### Task data
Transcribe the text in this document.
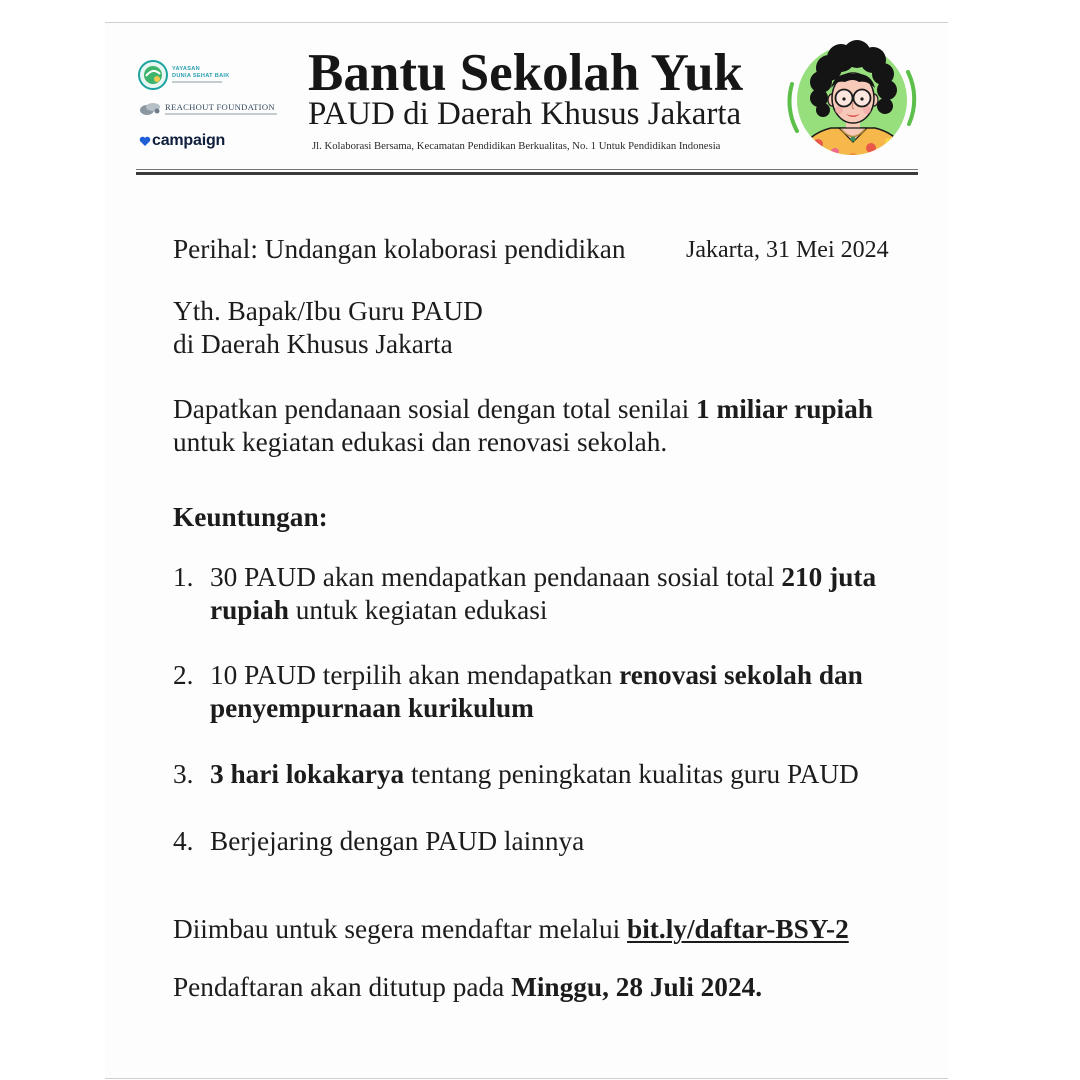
YAYASAN
DUNIA SEHAT BAIK
REACHOUT FOUNDATION
campaign
Bantu Sekolah Yuk
PAUD di Daerah Khusus Jakarta
Jl. Kolaborasi Bersama, Kecamatan Pendidikan Berkualitas, No. 1 Untuk Pendidikan Indonesia
Perihal: Undangan kolaborasi pendidikan	Jakarta, 31 Mei 2024
Yth. Bapak/Ibu Guru PAUD
di Daerah Khusus Jakarta
Dapatkan pendanaan sosial dengan total senilai 1 miliar rupiah
untuk kegiatan edukasi dan renovasi sekolah.
Keuntungan:
1. 30 PAUD akan mendapatkan pendanaan sosial total 210 juta
rupiah untuk kegiatan edukasi
2. 10 PAUD terpilih akan mendapatkan renovasi sekolah dan
penyempurnaan kurikulum
3. 3 hari lokakarya tentang peningkatan kualitas guru PAUD
4. Berjejaring dengan PAUD lainnya
Diimbau untuk segera mendaftar melalui bit.ly/daftar-BSY-2
Pendaftaran akan ditutup pada Minggu, 28 Juli 2024.
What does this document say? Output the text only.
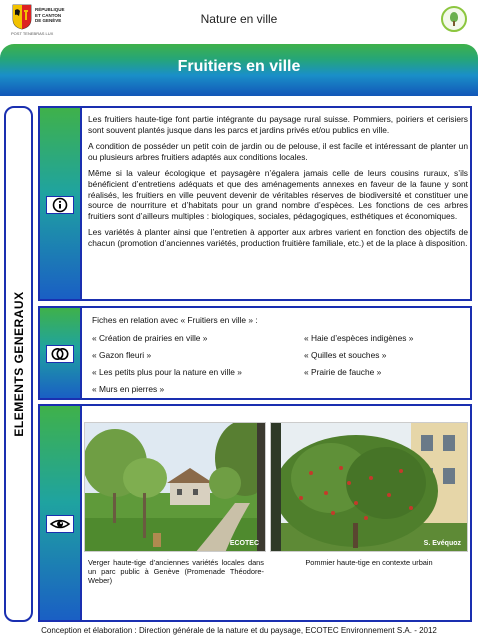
RÉPUBLIQUE
ET CANTON
DE GENÈVE
POST TENEBRAS LUX
Nature en ville
Fruitiers en ville
ELEMENTS GENERAUX

Les fruitiers haute-tige font partie intégrante du paysage rural suisse. Pommiers, poiriers et cerisiers sont souvent plantés jusque dans les parcs et jardins privés et/ou publics en ville.

A condition de posséder un petit coin de jardin ou de pelouse, il est facile et intéressant de planter un ou plusieurs arbres fruitiers adaptés aux conditions locales.

Même si la valeur écologique et paysagère n’égalera jamais celle de leurs cousins ruraux, s’ils bénéficient d’entretiens adéquats et que des aménagements annexes en faveur de la faune y sont réalisés, les fruitiers en ville peuvent devenir de véritables réserves de biodiversité et constituer une source de nourriture et d’habitats pour un grand nombre d’espèces. Les fonctions de ces arbres fruitiers sont d’ailleurs multiples : biologiques, sociales, pédagogiques, esthétiques et économiques.

Les variétés à planter ainsi que l’entretien à apporter aux arbres varient en fonction des objectifs de chacun (promotion d’anciennes variétés, production fruitière familiale, etc.) et de la place à disposition.

Fiches en relation avec « Fruitiers en ville » :
« Création de prairies en ville »
« Gazon fleuri »
« Les petits plus pour la nature en ville »
« Murs en pierres »
« Haie d’espèces indigènes »
« Quilles et souches »
« Prairie de fauche »
ECOTEC
Verger haute-tige d’anciennes variétés locales dans un parc public à Genève (Promenade Théodore-Weber)
S. Evéquoz
Pommier haute-tige en contexte urbain
Conception et élaboration : Direction générale de la nature et du paysage, ECOTEC Environnement S.A. - 2012
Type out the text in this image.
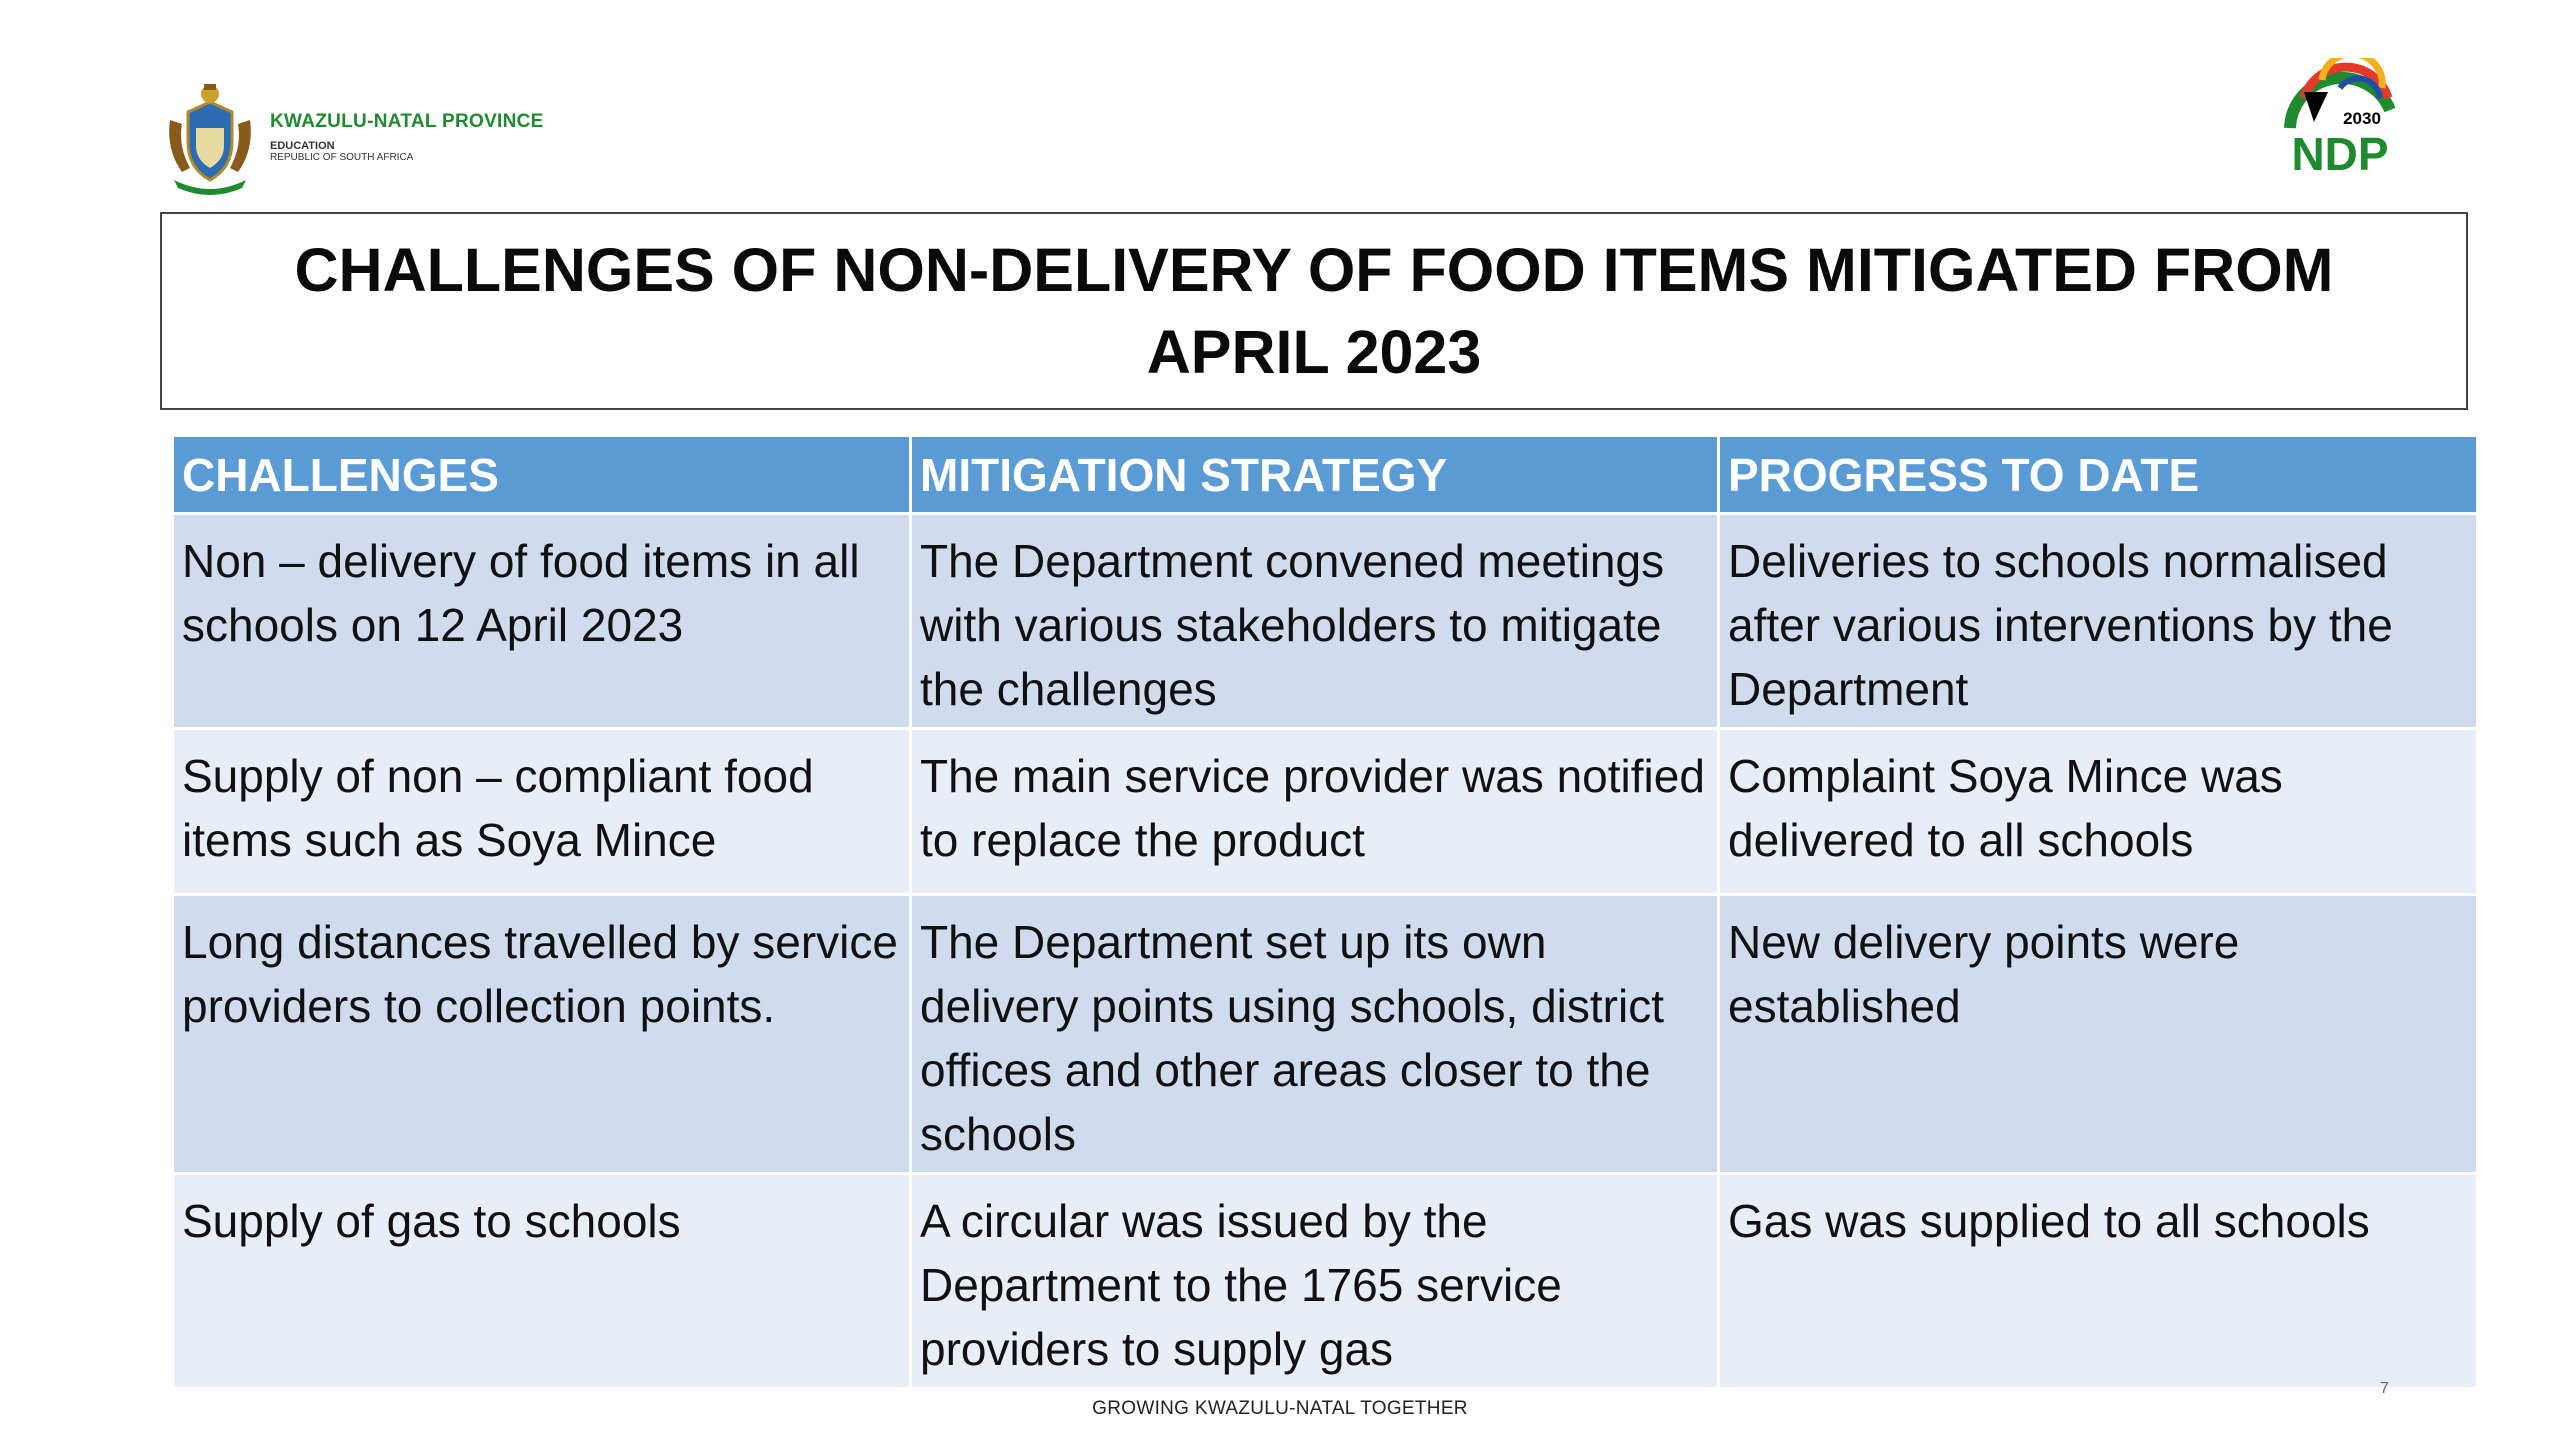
KWAZULU-NATAL PROVINCE
EDUCATION
REPUBLIC OF SOUTH AFRICA
2030
NDP
CHALLENGES OF NON-DELIVERY OF FOOD ITEMS MITIGATED FROM APRIL 2023
CHALLENGES	MITIGATION STRATEGY	PROGRESS TO DATE
Non – delivery of food items in all schools on 12 April 2023	The Department convened meetings with various stakeholders to mitigate the challenges	Deliveries to schools normalised after various interventions by the Department
Supply of non – compliant food items such as Soya Mince	The main service provider was notified to replace the product	Complaint Soya Mince was delivered to all schools
Long distances travelled by service providers to collection points.	The Department set up its own delivery points using schools, district offices and other areas closer to the schools	New delivery points were established
Supply of gas to schools	A circular was issued by the Department to the 1765 service providers to supply gas	Gas was supplied to all schools
7
GROWING KWAZULU-NATAL TOGETHER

### Exercise details
Every entry must be transcribed exactly. Pictures do not belong in the copy.

### Solution to the problem
Transcribe the text in this document.
YAYASAN
DUNIA SEHAT BAIK
REACHOUT FOUNDATION
campaign
Bantu Sekolah Yuk
PAUD di Daerah Khusus Jakarta
Jl. Kolaborasi Bersama, Kecamatan Pendidikan Berkualitas, No. 1 Untuk Pendidikan Indonesia
Perihal: Undangan kolaborasi pendidikan	Jakarta, 31 Mei 2024
Yth. Bapak/Ibu Guru PAUD
di Daerah Khusus Jakarta
Dapatkan pendanaan sosial dengan total senilai 1 miliar rupiah
untuk kegiatan edukasi dan renovasi sekolah.
Keuntungan:
1. 30 PAUD akan mendapatkan pendanaan sosial total 210 juta
rupiah untuk kegiatan edukasi
2. 10 PAUD terpilih akan mendapatkan renovasi sekolah dan
penyempurnaan kurikulum
3. 3 hari lokakarya tentang peningkatan kualitas guru PAUD
4. Berjejaring dengan PAUD lainnya
Diimbau untuk segera mendaftar melalui bit.ly/daftar-BSY-2
Pendaftaran akan ditutup pada Minggu, 28 Juli 2024.
What does this document say? Output the text only.
RÉPUBLIQUE
ET CANTON
DE GENÈVE
POST TENEBRAS LUX
Nature en ville
Fruitiers en ville
ELEMENTS GENERAUX

Les fruitiers haute-tige font partie intégrante du paysage rural suisse. Pommiers, poiriers et cerisiers sont souvent plantés jusque dans les parcs et jardins privés et/ou publics en ville.

A condition de posséder un petit coin de jardin ou de pelouse, il est facile et intéressant de planter un ou plusieurs arbres fruitiers adaptés aux conditions locales.

Même si la valeur écologique et paysagère n’égalera jamais celle de leurs cousins ruraux, s’ils bénéficient d’entretiens adéquats et que des aménagements annexes en faveur de la faune y sont réalisés, les fruitiers en ville peuvent devenir de véritables réserves de biodiversité et constituer une source de nourriture et d’habitats pour un grand nombre d’espèces. Les fonctions de ces arbres fruitiers sont d’ailleurs multiples : biologiques, sociales, pédagogiques, esthétiques et économiques.

Les variétés à planter ainsi que l’entretien à apporter aux arbres varient en fonction des objectifs de chacun (promotion d’anciennes variétés, production fruitière familiale, etc.) et de la place à disposition.

Fiches en relation avec « Fruitiers en ville » :
« Création de prairies en ville »
« Gazon fleuri »
« Les petits plus pour la nature en ville »
« Murs en pierres »
« Haie d’espèces indigènes »
« Quilles et souches »
« Prairie de fauche »
ECOTEC
Verger haute-tige d’anciennes variétés locales dans un parc public à Genève (Promenade Théodore-Weber)
S. Evéquoz
Pommier haute-tige en contexte urbain
Conception et élaboration : Direction générale de la nature et du paysage, ECOTEC Environnement S.A. - 2012
Type out the text in this image.
KWAZULU-NATAL PROVINCE
EDUCATION
REPUBLIC OF SOUTH AFRICA
2030
NDP
CHALLENGES OF NON-DELIVERY OF FOOD ITEMS MITIGATED FROM APRIL 2023
CHALLENGES	MITIGATION STRATEGY	PROGRESS TO DATE
Non – delivery of food items in all schools on 12 April 2023	The Department convened meetings with various stakeholders to mitigate the challenges	Deliveries to schools normalised after various interventions by the Department
Supply of non – compliant food items such as Soya Mince	The main service provider was notified to replace the product	Complaint Soya Mince was delivered to all schools
Long distances travelled by service providers to collection points.	The Department set up its own delivery points using schools, district offices and other areas closer to the schools	New delivery points were established
Supply of gas to schools	A circular was issued by the Department to the 1765 service providers to supply gas	Gas was supplied to all schools
7
GROWING KWAZULU-NATAL TOGETHER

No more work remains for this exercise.